GIVEN REQUEST
Where the string "through" occurs in the material below, report the whole line.

Entries with figure data
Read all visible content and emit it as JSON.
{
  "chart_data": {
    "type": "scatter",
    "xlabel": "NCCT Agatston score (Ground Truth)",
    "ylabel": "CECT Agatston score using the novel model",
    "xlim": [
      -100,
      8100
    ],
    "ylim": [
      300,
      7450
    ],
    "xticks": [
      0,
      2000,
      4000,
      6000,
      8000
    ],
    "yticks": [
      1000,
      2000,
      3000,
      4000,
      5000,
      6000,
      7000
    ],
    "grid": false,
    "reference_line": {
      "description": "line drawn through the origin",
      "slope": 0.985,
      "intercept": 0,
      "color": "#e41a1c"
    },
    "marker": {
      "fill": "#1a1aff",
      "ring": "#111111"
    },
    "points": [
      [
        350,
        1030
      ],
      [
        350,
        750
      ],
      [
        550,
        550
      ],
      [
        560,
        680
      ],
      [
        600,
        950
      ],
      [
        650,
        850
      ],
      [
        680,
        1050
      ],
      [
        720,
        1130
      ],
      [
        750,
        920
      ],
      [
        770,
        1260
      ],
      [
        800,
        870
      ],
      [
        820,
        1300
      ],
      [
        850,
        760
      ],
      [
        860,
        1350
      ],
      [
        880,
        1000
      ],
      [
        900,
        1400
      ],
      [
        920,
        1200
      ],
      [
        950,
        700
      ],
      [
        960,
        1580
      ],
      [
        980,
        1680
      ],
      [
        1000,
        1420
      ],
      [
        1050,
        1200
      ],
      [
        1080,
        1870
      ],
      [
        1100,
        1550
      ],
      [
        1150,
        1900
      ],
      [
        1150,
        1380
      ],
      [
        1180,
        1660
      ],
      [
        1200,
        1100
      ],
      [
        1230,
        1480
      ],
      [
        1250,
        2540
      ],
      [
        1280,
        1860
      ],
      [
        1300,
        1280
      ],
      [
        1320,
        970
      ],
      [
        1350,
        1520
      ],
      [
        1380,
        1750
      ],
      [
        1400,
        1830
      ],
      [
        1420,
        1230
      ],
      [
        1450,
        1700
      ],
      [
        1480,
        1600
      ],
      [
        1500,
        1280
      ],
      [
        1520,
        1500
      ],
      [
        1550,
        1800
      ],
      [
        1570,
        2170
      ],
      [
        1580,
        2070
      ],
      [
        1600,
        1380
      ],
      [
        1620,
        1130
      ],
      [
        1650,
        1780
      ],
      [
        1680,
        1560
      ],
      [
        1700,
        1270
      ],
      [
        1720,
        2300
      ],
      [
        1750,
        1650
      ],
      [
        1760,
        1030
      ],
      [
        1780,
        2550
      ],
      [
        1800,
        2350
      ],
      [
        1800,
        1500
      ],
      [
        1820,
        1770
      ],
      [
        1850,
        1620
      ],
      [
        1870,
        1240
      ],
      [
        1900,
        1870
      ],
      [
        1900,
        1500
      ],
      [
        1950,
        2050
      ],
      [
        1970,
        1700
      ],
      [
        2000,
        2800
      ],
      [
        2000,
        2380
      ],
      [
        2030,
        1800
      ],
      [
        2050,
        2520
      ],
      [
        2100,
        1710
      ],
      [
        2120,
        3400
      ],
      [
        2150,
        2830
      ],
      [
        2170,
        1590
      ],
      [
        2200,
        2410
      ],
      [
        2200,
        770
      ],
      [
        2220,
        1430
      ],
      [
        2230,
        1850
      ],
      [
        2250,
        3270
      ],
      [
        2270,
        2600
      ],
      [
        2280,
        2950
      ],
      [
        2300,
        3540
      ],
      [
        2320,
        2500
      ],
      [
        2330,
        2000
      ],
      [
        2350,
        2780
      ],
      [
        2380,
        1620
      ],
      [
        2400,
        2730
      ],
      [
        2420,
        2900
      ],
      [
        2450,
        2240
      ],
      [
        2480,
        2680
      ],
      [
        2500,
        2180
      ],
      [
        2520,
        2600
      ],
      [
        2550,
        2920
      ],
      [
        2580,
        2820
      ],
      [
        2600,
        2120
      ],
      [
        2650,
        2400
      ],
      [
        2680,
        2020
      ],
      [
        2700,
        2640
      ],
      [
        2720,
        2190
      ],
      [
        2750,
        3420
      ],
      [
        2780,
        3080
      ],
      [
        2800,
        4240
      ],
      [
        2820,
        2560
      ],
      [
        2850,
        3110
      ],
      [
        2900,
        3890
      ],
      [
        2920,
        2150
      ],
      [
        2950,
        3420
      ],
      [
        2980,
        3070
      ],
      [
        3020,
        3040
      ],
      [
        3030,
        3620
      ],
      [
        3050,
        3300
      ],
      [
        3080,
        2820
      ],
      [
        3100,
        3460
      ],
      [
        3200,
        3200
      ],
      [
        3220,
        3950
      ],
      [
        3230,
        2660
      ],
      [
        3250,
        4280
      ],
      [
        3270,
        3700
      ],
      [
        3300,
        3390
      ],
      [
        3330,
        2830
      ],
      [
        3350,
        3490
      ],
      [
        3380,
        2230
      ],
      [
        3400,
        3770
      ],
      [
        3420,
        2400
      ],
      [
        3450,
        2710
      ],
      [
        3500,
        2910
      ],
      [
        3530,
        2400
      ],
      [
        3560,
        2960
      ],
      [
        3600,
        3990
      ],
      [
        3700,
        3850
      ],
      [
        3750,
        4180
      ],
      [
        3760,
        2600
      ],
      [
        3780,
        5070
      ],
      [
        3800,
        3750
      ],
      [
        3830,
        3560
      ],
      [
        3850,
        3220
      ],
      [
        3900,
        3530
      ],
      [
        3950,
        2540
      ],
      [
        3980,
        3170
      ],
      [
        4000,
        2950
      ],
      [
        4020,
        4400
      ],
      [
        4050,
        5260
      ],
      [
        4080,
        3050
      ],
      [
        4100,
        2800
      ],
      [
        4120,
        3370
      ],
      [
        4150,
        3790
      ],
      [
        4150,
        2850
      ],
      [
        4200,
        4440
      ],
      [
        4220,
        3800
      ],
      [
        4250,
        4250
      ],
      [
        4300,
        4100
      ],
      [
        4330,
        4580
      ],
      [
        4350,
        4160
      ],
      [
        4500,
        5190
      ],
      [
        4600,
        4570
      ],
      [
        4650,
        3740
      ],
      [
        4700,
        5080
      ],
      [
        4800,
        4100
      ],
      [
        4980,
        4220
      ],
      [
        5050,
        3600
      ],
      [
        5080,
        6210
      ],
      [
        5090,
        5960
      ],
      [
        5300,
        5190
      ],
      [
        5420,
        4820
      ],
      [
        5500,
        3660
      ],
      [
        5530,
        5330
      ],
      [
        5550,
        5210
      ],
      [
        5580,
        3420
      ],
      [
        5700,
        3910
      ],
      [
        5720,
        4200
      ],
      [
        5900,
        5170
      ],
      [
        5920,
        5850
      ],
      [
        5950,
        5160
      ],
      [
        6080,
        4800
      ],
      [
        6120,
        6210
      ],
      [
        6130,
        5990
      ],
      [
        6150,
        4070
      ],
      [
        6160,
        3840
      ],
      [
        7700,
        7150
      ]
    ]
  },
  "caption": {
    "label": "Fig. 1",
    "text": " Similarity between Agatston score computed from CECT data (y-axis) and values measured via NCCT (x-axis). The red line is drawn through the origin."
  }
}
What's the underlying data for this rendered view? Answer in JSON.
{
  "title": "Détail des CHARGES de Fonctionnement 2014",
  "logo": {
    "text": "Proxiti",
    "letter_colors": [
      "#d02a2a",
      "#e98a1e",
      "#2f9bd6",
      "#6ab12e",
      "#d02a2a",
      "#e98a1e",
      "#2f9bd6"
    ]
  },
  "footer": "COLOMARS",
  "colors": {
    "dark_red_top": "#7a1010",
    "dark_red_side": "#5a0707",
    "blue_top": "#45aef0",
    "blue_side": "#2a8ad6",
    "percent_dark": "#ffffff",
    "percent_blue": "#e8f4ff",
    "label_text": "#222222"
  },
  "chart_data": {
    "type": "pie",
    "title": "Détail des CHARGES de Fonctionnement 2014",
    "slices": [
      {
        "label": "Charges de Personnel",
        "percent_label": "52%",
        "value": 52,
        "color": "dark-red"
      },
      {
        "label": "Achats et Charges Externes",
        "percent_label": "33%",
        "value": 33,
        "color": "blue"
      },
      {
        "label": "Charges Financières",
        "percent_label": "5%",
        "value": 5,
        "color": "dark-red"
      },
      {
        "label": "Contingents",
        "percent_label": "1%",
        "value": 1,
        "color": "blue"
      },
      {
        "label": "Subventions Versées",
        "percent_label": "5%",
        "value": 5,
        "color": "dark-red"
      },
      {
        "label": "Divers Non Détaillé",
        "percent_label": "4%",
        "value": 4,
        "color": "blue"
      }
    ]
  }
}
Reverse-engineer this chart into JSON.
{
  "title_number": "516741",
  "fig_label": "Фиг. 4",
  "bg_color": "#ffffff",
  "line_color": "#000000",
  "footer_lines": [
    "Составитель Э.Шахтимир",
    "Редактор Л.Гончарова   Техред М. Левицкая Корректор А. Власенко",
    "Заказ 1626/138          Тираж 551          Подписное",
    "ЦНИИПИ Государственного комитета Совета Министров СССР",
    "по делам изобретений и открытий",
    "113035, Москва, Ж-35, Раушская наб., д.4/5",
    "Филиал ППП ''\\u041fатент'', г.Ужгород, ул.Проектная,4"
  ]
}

TASK RESPONSE
      "description": "line drawn through the origin",
    "text": " Similarity between Agatston score computed from CECT data (y-axis) and values measured via NCCT (x-axis). The red line is drawn through the origin."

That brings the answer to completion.